[Task inputs]:
****************************************

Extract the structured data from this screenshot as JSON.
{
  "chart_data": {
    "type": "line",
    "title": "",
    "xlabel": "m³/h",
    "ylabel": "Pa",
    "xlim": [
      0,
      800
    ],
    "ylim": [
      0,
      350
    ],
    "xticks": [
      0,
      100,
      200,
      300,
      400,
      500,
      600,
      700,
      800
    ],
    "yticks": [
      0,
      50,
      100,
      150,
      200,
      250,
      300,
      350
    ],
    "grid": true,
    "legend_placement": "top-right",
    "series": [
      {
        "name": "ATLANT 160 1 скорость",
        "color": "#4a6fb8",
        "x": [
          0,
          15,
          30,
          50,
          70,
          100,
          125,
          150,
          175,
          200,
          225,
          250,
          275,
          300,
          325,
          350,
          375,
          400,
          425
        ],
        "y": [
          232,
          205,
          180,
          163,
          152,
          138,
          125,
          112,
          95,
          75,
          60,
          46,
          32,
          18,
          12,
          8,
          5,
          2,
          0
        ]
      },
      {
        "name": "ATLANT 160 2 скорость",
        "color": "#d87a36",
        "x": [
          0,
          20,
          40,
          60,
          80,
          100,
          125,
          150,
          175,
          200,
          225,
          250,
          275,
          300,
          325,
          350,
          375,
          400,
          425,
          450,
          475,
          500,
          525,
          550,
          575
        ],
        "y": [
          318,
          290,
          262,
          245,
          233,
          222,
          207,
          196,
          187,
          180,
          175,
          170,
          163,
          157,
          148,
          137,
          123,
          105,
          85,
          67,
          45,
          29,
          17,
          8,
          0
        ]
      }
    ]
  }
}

****************************************

[Stated problem]: Each line of the listing should be copied exactly.

[Exercise answer]:
Extract the structured data from this screenshot as JSON.
{
  "chart_data": {
    "type": "line",
    "title": "",
    "xlabel": "m³/h",
    "ylabel": "Pa",
    "xlim": [
      0,
      800
    ],
    "ylim": [
      0,
      350
    ],
    "xticks": [
      0,
      100,
      200,
      300,
      400,
      500,
      600,
      700,
      800
    ],
    "yticks": [
      0,
      50,
      100,
      150,
      200,
      250,
      300,
      350
    ],
    "grid": true,
    "legend_placement": "top-right",
    "series": [
      {
        "name": "ATLANT 160 1 скорость",
        "color": "#4a6fb8",
        "x": [
          0,
          15,
          30,
          50,
          70,
          100,
          125,
          150,
          175,
          200,
          225,
          250,
          275,
          300,
          325,
          350,
          375,
          400,
          425
        ],
        "y": [
          232,
          205,
          180,
          163,
          152,
          138,
          125,
          112,
          95,
          75,
          60,
          46,
          32,
          18,
          12,
          8,
          5,
          2,
          0
        ]
      },
      {
        "name": "ATLANT 160 2 скорость",
        "color": "#d87a36",
        "x": [
          0,
          20,
          40,
          60,
          80,
          100,
          125,
          150,
          175,
          200,
          225,
          250,
          275,
          300,
          325,
          350,
          375,
          400,
          425,
          450,
          475,
          500,
          525,
          550,
          575
        ],
        "y": [
          318,
          290,
          262,
          245,
          233,
          222,
          207,
          196,
          187,
          180,
          175,
          170,
          163,
          157,
          148,
          137,
          123,
          105,
          85,
          67,
          45,
          29,
          17,
          8,
          0
        ]
      }
    ]
  }
}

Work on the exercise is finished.